# What you should do
From the entries, return every line where the string "isoleukotoxin" shows up.

*** Opening Source records ***

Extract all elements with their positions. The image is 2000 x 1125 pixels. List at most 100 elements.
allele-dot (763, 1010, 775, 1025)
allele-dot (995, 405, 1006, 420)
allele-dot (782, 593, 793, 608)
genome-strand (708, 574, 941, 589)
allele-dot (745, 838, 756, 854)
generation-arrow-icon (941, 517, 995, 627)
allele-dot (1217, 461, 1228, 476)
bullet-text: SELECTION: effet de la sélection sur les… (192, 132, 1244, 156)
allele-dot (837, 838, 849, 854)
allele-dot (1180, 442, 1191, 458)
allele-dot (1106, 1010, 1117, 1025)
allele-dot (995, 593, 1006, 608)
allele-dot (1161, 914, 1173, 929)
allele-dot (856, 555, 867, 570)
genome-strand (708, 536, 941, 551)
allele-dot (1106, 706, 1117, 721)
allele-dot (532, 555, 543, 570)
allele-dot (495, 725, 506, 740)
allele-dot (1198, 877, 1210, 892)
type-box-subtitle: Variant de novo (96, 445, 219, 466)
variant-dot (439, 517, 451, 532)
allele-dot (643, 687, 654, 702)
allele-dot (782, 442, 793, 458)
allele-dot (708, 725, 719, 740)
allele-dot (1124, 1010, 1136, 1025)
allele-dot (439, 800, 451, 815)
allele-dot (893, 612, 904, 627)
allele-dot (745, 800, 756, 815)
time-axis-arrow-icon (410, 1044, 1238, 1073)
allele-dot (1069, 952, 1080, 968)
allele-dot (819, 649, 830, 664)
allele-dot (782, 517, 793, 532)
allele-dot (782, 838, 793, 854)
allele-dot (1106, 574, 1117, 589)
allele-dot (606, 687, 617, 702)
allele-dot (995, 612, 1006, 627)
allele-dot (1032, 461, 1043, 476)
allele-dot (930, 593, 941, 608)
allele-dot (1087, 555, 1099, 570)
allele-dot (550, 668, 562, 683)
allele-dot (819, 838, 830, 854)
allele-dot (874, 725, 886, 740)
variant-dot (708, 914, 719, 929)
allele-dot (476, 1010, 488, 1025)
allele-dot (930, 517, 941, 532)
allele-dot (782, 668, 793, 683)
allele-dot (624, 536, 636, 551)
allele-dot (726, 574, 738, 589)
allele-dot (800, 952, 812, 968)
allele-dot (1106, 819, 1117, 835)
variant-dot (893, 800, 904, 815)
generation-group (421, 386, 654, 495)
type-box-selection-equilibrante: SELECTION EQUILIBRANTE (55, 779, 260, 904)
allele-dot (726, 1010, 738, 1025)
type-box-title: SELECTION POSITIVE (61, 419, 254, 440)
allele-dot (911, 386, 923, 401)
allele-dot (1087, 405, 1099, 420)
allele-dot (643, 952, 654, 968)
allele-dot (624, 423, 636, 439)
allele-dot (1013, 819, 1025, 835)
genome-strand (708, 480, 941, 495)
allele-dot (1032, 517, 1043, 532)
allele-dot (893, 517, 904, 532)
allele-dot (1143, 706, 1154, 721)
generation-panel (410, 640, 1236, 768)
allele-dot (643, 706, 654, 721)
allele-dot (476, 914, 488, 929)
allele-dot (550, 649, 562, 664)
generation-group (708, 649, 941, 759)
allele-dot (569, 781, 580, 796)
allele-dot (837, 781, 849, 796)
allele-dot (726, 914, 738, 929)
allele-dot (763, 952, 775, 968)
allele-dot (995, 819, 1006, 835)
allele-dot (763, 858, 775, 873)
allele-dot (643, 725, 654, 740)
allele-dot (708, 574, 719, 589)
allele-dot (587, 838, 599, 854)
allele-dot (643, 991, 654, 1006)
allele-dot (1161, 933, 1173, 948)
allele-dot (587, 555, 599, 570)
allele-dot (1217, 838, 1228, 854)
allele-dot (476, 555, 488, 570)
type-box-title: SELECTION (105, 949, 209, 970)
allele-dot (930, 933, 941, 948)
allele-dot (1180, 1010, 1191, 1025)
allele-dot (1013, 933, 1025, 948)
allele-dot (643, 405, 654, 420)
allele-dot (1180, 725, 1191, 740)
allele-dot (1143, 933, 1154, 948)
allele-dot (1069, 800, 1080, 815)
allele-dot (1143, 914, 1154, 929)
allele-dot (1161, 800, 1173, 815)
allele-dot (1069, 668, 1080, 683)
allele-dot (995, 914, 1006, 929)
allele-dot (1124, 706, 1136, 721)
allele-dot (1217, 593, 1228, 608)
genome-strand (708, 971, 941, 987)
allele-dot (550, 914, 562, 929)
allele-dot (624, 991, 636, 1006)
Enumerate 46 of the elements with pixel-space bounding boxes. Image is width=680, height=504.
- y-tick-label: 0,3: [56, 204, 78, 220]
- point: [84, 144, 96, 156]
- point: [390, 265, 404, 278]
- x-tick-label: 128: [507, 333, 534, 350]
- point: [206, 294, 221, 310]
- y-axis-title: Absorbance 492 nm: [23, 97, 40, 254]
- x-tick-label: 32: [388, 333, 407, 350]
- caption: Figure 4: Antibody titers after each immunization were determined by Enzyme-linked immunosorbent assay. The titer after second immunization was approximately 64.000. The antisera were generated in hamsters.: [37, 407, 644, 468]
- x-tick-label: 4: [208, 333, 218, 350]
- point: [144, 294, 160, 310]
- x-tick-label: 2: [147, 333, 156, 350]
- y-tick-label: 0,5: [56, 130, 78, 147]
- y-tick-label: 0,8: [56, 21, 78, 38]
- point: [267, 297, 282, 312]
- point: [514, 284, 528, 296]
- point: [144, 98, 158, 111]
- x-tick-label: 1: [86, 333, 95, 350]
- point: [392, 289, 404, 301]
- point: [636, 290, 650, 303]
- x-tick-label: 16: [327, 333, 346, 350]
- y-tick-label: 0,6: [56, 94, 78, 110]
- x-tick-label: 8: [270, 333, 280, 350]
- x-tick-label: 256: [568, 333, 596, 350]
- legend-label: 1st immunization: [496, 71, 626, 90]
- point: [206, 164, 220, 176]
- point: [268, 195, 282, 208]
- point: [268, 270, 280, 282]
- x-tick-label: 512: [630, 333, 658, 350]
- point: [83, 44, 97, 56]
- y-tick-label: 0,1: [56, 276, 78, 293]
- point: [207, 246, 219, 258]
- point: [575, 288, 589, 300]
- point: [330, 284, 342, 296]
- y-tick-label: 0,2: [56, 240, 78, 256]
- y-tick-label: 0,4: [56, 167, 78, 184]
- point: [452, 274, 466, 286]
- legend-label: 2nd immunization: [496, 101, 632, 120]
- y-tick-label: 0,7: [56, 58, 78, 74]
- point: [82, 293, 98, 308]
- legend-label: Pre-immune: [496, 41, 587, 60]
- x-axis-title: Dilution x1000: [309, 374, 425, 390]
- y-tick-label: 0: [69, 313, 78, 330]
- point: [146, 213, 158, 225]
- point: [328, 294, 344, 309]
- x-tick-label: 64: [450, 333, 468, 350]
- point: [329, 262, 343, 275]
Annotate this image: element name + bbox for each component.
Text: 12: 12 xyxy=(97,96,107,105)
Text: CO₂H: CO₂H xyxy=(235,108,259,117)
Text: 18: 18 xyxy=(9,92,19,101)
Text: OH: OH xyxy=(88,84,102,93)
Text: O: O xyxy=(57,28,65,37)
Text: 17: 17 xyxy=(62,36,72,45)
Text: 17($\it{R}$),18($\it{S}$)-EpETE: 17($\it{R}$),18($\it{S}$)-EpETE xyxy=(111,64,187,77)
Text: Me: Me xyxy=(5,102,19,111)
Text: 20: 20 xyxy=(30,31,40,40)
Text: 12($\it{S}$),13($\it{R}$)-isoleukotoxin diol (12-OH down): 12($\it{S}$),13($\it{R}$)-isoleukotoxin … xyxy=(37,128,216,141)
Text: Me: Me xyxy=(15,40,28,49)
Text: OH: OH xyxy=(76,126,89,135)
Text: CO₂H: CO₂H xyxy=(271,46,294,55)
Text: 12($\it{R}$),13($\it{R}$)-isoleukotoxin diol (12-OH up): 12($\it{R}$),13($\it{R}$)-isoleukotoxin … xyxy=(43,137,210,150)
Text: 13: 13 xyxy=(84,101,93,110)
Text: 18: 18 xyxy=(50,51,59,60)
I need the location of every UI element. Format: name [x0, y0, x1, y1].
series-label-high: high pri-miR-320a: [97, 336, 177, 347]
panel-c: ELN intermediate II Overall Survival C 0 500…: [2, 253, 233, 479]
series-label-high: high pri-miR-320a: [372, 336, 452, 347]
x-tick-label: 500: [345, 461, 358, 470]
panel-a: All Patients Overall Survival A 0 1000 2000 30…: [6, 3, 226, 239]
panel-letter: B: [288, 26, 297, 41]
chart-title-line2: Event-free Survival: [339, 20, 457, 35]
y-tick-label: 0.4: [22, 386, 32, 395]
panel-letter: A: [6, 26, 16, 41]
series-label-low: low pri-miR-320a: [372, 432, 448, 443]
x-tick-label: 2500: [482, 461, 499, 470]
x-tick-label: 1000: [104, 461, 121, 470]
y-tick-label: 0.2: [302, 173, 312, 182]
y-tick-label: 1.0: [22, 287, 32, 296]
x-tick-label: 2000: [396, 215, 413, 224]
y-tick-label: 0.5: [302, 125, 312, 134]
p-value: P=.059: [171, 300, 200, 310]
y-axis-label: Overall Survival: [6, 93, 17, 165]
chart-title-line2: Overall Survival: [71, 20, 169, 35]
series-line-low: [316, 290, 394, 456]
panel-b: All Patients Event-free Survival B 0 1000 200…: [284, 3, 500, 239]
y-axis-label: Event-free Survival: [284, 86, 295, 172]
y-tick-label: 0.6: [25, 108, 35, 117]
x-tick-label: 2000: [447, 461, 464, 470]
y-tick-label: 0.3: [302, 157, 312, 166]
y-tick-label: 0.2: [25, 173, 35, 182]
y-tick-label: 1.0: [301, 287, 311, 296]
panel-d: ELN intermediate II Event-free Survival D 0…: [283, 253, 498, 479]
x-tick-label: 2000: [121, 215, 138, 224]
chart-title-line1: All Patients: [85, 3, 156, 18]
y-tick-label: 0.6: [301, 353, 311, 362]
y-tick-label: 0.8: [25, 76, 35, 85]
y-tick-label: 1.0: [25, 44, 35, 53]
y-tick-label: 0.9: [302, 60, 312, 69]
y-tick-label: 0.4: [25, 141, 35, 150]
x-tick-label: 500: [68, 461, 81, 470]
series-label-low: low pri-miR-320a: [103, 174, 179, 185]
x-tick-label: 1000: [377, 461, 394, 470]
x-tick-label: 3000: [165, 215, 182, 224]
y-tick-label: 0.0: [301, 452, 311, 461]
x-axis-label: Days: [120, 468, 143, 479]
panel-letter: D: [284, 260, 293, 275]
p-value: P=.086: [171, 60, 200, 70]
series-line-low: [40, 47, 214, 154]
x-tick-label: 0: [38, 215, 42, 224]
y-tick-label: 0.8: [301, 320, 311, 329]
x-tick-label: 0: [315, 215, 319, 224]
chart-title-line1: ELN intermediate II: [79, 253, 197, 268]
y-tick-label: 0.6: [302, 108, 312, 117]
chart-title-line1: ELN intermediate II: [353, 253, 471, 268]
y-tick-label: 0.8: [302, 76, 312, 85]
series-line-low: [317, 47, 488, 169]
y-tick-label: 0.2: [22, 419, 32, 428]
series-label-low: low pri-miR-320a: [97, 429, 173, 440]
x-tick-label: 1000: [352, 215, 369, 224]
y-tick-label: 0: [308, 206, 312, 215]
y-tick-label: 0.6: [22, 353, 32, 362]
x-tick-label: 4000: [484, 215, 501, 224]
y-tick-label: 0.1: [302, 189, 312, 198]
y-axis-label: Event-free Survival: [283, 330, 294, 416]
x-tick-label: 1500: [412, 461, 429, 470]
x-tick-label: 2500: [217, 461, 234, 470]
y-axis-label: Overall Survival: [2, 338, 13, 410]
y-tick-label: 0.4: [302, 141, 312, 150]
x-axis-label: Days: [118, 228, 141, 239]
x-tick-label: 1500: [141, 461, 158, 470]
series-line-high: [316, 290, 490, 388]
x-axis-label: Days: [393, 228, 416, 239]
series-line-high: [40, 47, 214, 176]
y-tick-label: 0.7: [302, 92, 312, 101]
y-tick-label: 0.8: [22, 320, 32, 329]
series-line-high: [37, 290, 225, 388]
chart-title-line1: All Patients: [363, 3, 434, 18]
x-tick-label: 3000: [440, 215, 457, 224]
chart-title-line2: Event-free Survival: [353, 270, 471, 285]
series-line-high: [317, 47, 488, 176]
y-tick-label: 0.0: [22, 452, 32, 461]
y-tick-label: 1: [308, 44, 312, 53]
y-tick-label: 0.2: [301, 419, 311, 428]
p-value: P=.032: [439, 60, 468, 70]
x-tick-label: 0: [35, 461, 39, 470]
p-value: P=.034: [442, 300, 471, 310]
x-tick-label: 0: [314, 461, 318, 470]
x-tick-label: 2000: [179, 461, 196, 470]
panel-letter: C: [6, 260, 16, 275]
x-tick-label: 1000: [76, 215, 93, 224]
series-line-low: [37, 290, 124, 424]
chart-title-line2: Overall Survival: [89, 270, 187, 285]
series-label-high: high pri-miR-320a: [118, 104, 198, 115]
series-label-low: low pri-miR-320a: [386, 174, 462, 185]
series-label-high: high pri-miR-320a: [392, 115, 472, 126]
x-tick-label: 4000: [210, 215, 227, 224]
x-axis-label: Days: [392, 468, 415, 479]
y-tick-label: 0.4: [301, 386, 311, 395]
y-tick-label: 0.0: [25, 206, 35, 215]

*** Closing Source records ***

# Final answer
Text: 12($\it{S}$),13($\it{R}$)-isoleukotoxin diol (12-OH down): 12($\it{S}$),13($\it{R}$)-isoleukotoxin … xyxy=(37,128,216,141)
Text: 12($\it{R}$),13($\it{R}$)-isoleukotoxin diol (12-OH up): 12($\it{R}$),13($\it{R}$)-isoleukotoxin … xyxy=(43,137,210,150)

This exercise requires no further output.